**What you are asked to do:**
Some lines of these records may hold the word "Kurse"; state how many, using only the number.
** BEGIN Available records **
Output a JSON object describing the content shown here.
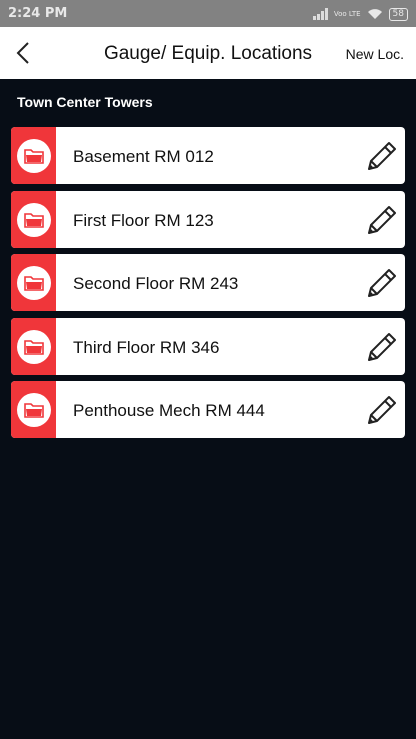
{
  "status": {
    "time": "2:24 PM",
    "network_label": "Voo LTE",
    "battery": "58"
  },
  "header": {
    "title": "Gauge/ Equip. Locations",
    "new_label": "New Loc."
  },
  "section": {
    "title": "Town Center Towers"
  },
  "locations": [
    {
      "label": "Basement RM 012"
    },
    {
      "label": "First Floor RM 123"
    },
    {
      "label": "Second Floor RM 243"
    },
    {
      "label": "Third Floor RM 346"
    },
    {
      "label": "Penthouse Mech RM 444"
    }
  ],
  "colors": {
    "accent": "#f0363a",
    "background": "#070d16",
    "statusbar": "#828282"
  }
}
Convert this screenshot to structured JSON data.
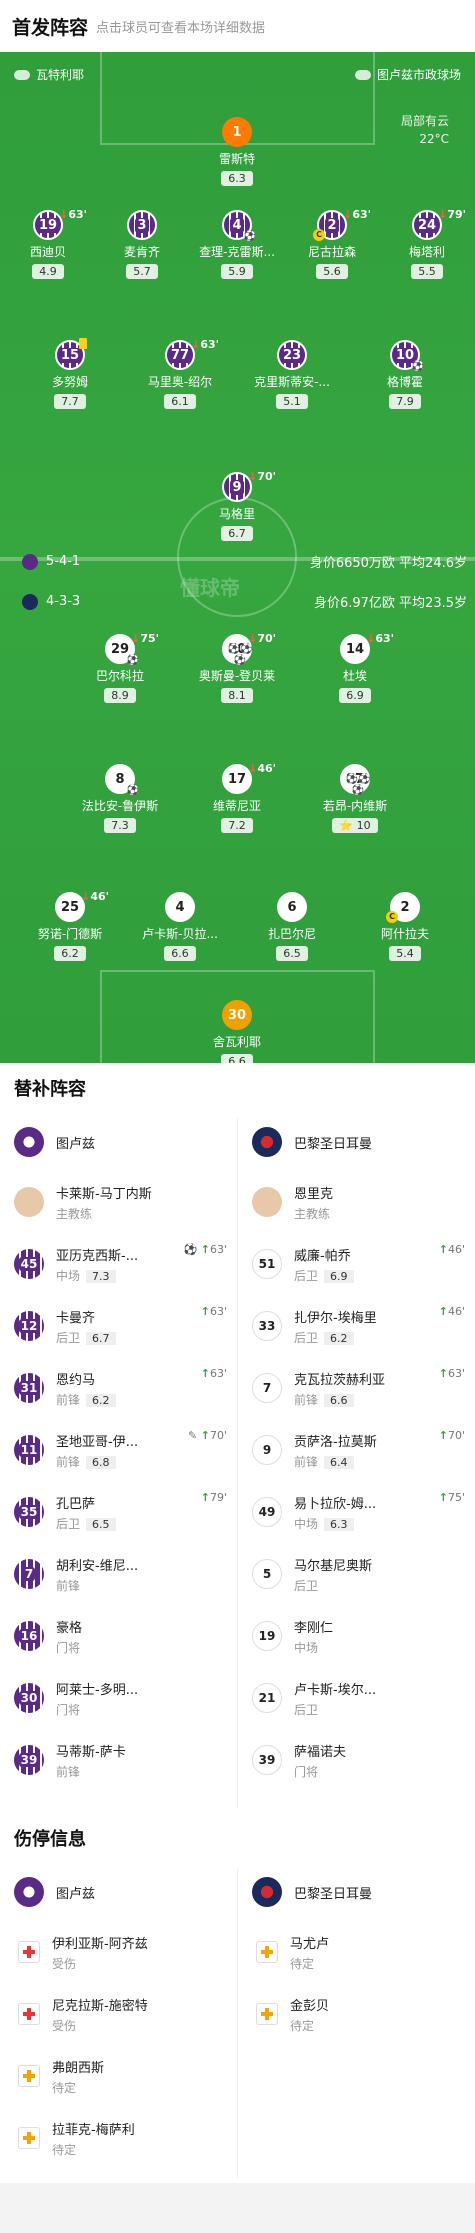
{
  "header": {
    "title": "首发阵容",
    "subtitle": "点击球员可查看本场详细数据"
  },
  "pitch": {
    "referee": "瓦特利耶",
    "stadium": "图卢兹市政球场",
    "weather": "局部有云",
    "temperature": "22°C",
    "watermark": "懂球帝",
    "home": {
      "formation": "5-4-1",
      "value": "身价6650万欧 平均24.6岁"
    },
    "away": {
      "formation": "4-3-3",
      "value": "身价6.97亿欧 平均23.5岁"
    },
    "players": [
      {
        "num": "1",
        "name": "雷斯特",
        "rating": "6.3",
        "kit": "gk1"
      },
      {
        "num": "19",
        "name": "西迪贝",
        "rating": "4.9",
        "kit": "tol",
        "sub": "63'"
      },
      {
        "num": "3",
        "name": "麦肯齐",
        "rating": "5.7",
        "kit": "tol"
      },
      {
        "num": "4",
        "name": "查理-克雷斯...",
        "rating": "5.9",
        "kit": "tol",
        "ball": "⚽"
      },
      {
        "num": "2",
        "name": "尼古拉森",
        "rating": "5.6",
        "kit": "tol",
        "sub": "63'",
        "capt": "C"
      },
      {
        "num": "24",
        "name": "梅塔利",
        "rating": "5.5",
        "kit": "tol",
        "sub": "79'"
      },
      {
        "num": "15",
        "name": "多努姆",
        "rating": "7.7",
        "kit": "tol",
        "yc": true
      },
      {
        "num": "77",
        "name": "马里奥-绍尔",
        "rating": "6.1",
        "kit": "tol",
        "sub": "63'"
      },
      {
        "num": "23",
        "name": "克里斯蒂安-...",
        "rating": "5.1",
        "kit": "tol"
      },
      {
        "num": "10",
        "name": "格博霍",
        "rating": "7.9",
        "kit": "tol",
        "ball": "⚽"
      },
      {
        "num": "9",
        "name": "马格里",
        "rating": "6.7",
        "kit": "tol",
        "sub": "70'"
      },
      {
        "num": "29",
        "name": "巴尔科拉",
        "rating": "8.9",
        "kit": "psg",
        "sub": "75'",
        "ball": "⚽"
      },
      {
        "num": "10",
        "name": "奥斯曼-登贝莱",
        "rating": "8.1",
        "kit": "psg",
        "sub": "70'",
        "ball": "⚽⚽⚽"
      },
      {
        "num": "14",
        "name": "杜埃",
        "rating": "6.9",
        "kit": "psg",
        "sub": "63'"
      },
      {
        "num": "8",
        "name": "法比安-鲁伊斯",
        "rating": "7.3",
        "kit": "psg",
        "ball": "⚽"
      },
      {
        "num": "17",
        "name": "维蒂尼亚",
        "rating": "7.2",
        "kit": "psg",
        "sub": "46'"
      },
      {
        "num": "87",
        "name": "若昂-内维斯",
        "rating": "10",
        "kit": "psg",
        "ball": "⚽⚽⚽",
        "star": "⭐"
      },
      {
        "num": "25",
        "name": "努诺-门德斯",
        "rating": "6.2",
        "kit": "psg",
        "sub": "46'"
      },
      {
        "num": "4",
        "name": "卢卡斯-贝拉...",
        "rating": "6.6",
        "kit": "psg"
      },
      {
        "num": "6",
        "name": "扎巴尔尼",
        "rating": "6.5",
        "kit": "psg"
      },
      {
        "num": "2",
        "name": "阿什拉夫",
        "rating": "5.4",
        "kit": "psg",
        "capt": "C"
      },
      {
        "num": "30",
        "name": "舍瓦利耶",
        "rating": "6.6",
        "kit": "gk2"
      }
    ]
  },
  "subs": {
    "title": "替补阵容",
    "home_team": "图卢兹",
    "away_team": "巴黎圣日耳曼",
    "home": [
      {
        "num": "",
        "name": "卡莱斯-马丁内斯",
        "pos": "主教练",
        "coach": true
      },
      {
        "num": "45",
        "name": "亚历克西斯-...",
        "pos": "中场",
        "rating": "7.3",
        "sub": "63'",
        "extra": "⚽"
      },
      {
        "num": "12",
        "name": "卡曼齐",
        "pos": "后卫",
        "rating": "6.7",
        "sub": "63'"
      },
      {
        "num": "31",
        "name": "恩约马",
        "pos": "前锋",
        "rating": "6.2",
        "sub": "63'"
      },
      {
        "num": "11",
        "name": "圣地亚哥-伊...",
        "pos": "前锋",
        "rating": "6.8",
        "sub": "70'",
        "extra": "✎"
      },
      {
        "num": "35",
        "name": "孔巴萨",
        "pos": "后卫",
        "rating": "6.5",
        "sub": "79'"
      },
      {
        "num": "7",
        "name": "胡利安-维尼...",
        "pos": "前锋"
      },
      {
        "num": "16",
        "name": "豪格",
        "pos": "门将"
      },
      {
        "num": "30",
        "name": "阿莱士-多明...",
        "pos": "门将"
      },
      {
        "num": "39",
        "name": "马蒂斯-萨卡",
        "pos": "前锋"
      }
    ],
    "away": [
      {
        "num": "",
        "name": "恩里克",
        "pos": "主教练",
        "coach": true
      },
      {
        "num": "51",
        "name": "威廉-帕乔",
        "pos": "后卫",
        "rating": "6.9",
        "sub": "46'"
      },
      {
        "num": "33",
        "name": "扎伊尔-埃梅里",
        "pos": "后卫",
        "rating": "6.2",
        "sub": "46'"
      },
      {
        "num": "7",
        "name": "克瓦拉茨赫利亚",
        "pos": "前锋",
        "rating": "6.6",
        "sub": "63'"
      },
      {
        "num": "9",
        "name": "贡萨洛-拉莫斯",
        "pos": "前锋",
        "rating": "6.4",
        "sub": "70'"
      },
      {
        "num": "49",
        "name": "易卜拉欣-姆...",
        "pos": "中场",
        "rating": "6.3",
        "sub": "75'"
      },
      {
        "num": "5",
        "name": "马尔基尼奥斯",
        "pos": "后卫"
      },
      {
        "num": "19",
        "name": "李刚仁",
        "pos": "中场"
      },
      {
        "num": "21",
        "name": "卢卡斯-埃尔...",
        "pos": "后卫"
      },
      {
        "num": "39",
        "name": "萨福诺夫",
        "pos": "门将"
      }
    ]
  },
  "injuries": {
    "title": "伤停信息",
    "home_team": "图卢兹",
    "away_team": "巴黎圣日耳曼",
    "home": [
      {
        "name": "伊利亚斯-阿齐兹",
        "status": "受伤",
        "type": "red"
      },
      {
        "name": "尼克拉斯-施密特",
        "status": "受伤",
        "type": "red"
      },
      {
        "name": "弗朗西斯",
        "status": "待定",
        "type": "orange"
      },
      {
        "name": "拉菲克-梅萨利",
        "status": "待定",
        "type": "orange"
      }
    ],
    "away": [
      {
        "name": "马尤卢",
        "status": "待定",
        "type": "orange"
      },
      {
        "name": "金彭贝",
        "status": "待定",
        "type": "orange"
      }
    ]
  }
}
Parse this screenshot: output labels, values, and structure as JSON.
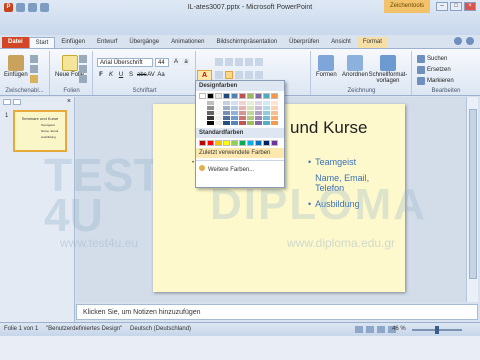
{
  "window": {
    "title": "IL-ates3007.pptx - Microsoft PowerPoint",
    "context_tab_title": "Zeichentools",
    "app_badge": "P"
  },
  "tabs": [
    "Datei",
    "Start",
    "Einfügen",
    "Entwurf",
    "Übergänge",
    "Animationen",
    "Bildschirmpräsentation",
    "Überprüfen",
    "Ansicht",
    "Format"
  ],
  "ribbon": {
    "clipboard": {
      "label": "Zwischenabl...",
      "paste": "Einfügen"
    },
    "slides": {
      "label": "Folien",
      "new_slide": "Neue Folie"
    },
    "font": {
      "label": "Schriftart",
      "font_name": "Arial Überschrift",
      "font_size": "44"
    },
    "drawing": {
      "label": "Zeichnung",
      "shapes": "Formen",
      "arrange": "Anordnen",
      "quick_styles": "Schnellformat-vorlagen"
    },
    "editing": {
      "label": "Bearbeiten",
      "find": "Suchen",
      "replace": "Ersetzen",
      "select": "Markieren"
    }
  },
  "color_popup": {
    "design_colors_label": "Designfarben",
    "standard_colors_label": "Standardfarben",
    "recent_label": "Zuletzt verwendete Farben",
    "more_colors": "Weitere Farben...",
    "theme_row": [
      "#ffffff",
      "#000000",
      "#eeece1",
      "#1f497d",
      "#4f81bd",
      "#c0504d",
      "#9bbb59",
      "#8064a2",
      "#4bacc6",
      "#f79646"
    ],
    "standard_row": [
      "#c00000",
      "#ff0000",
      "#ffc000",
      "#ffff00",
      "#92d050",
      "#00b050",
      "#00b0f0",
      "#0070c0",
      "#002060",
      "#7030a0"
    ]
  },
  "slide": {
    "title": "und Kurse",
    "bullets": [
      "Teamgeist",
      "Name, Email, Telefon",
      "Ausbildung"
    ]
  },
  "thumbnail": {
    "number": "1",
    "title": "Seminare und Kurse",
    "lines": [
      "Teamgeist",
      "Name, Email",
      "Ausbildung"
    ]
  },
  "notes_placeholder": "Klicken Sie, um Notizen hinzuzufügen",
  "status": {
    "slide_info": "Folie 1 von 1",
    "theme": "\"Benutzerdefiniertes Design\"",
    "language": "Deutsch (Deutschland)",
    "zoom": "46 %"
  },
  "watermark": {
    "line1": "TEST",
    "line2": "4U",
    "brand": "DIPLOMA",
    "url1": "www.test4u.eu",
    "url2": "www.diploma.edu.gr"
  }
}
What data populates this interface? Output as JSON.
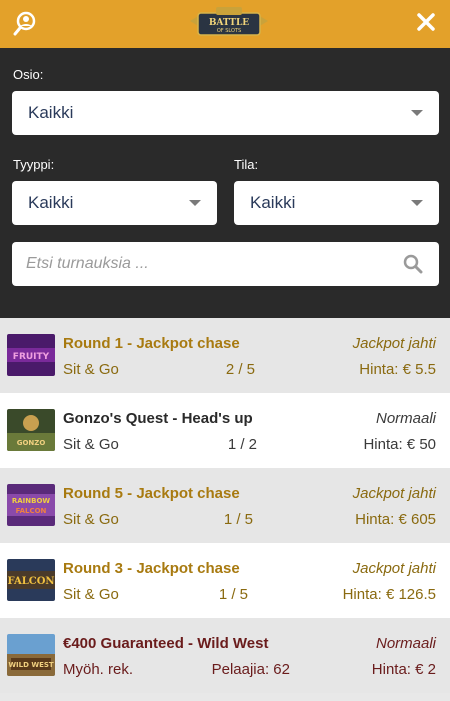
{
  "header": {
    "logo_text": "BATTLE OF SLOTS",
    "user_icon": "user-search-icon",
    "close_icon": "close-icon",
    "brand_color": "#e3a12a"
  },
  "filters": {
    "section_label": "Osio:",
    "section_value": "Kaikki",
    "type_label": "Tyyppi:",
    "type_value": "Kaikki",
    "state_label": "Tila:",
    "state_value": "Kaikki",
    "search_placeholder": "Etsi turnauksia ..."
  },
  "tournaments": [
    {
      "title": "Round 1 - Jackpot chase",
      "kind": "Sit & Go",
      "count": "2 / 5",
      "status": "Jackpot jahti",
      "price": "Hinta: € 5.5"
    },
    {
      "title": "Gonzo's Quest - Head's up",
      "kind": "Sit & Go",
      "count": "1 / 2",
      "status": "Normaali",
      "price": "Hinta: € 50"
    },
    {
      "title": "Round 5 - Jackpot chase",
      "kind": "Sit & Go",
      "count": "1 / 5",
      "status": "Jackpot jahti",
      "price": "Hinta: € 605"
    },
    {
      "title": "Round 3 - Jackpot chase",
      "kind": "Sit & Go",
      "count": "1 / 5",
      "status": "Jackpot jahti",
      "price": "Hinta: € 126.5"
    },
    {
      "title": "€400 Guaranteed - Wild West",
      "kind": "Myöh. rek.",
      "count": "Pelaajia: 62",
      "status": "Normaali",
      "price": "Hinta: € 2"
    }
  ]
}
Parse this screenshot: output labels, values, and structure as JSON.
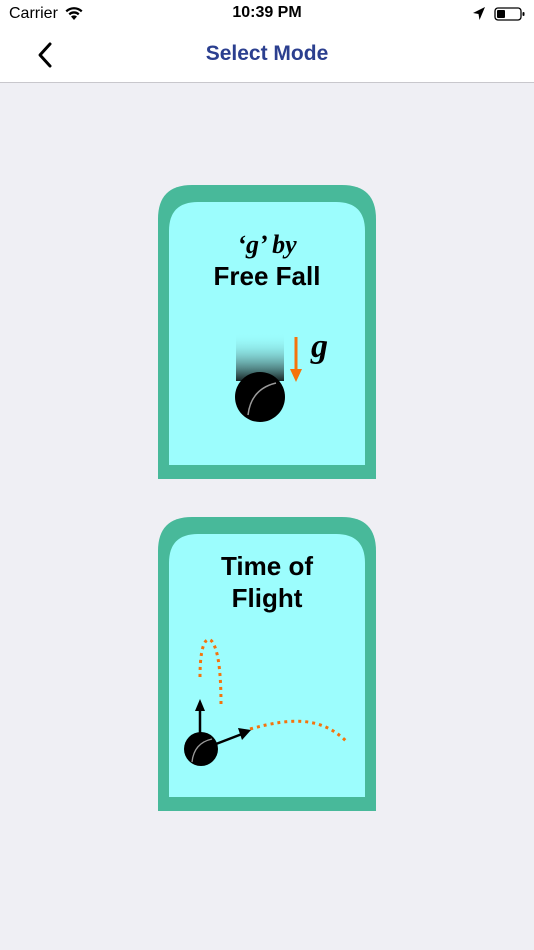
{
  "status_bar": {
    "carrier": "Carrier",
    "time": "10:39 PM",
    "icons": [
      "wifi-icon",
      "location-arrow-icon",
      "battery-icon"
    ]
  },
  "nav": {
    "back_icon": "chevron-left-icon",
    "title": "Select Mode"
  },
  "modes": [
    {
      "title_line1": "‘g’ by",
      "title_line2": "Free Fall",
      "symbol": "g"
    },
    {
      "title_line1": "Time of",
      "title_line2": "Flight"
    }
  ],
  "colors": {
    "card_border": "#48b99a",
    "card_fill": "#9cfdfd",
    "arrow_orange": "#f5730c",
    "title_blue": "#2b3f8f",
    "background": "#efeff4"
  }
}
** END Available records **
**Correct output:**
2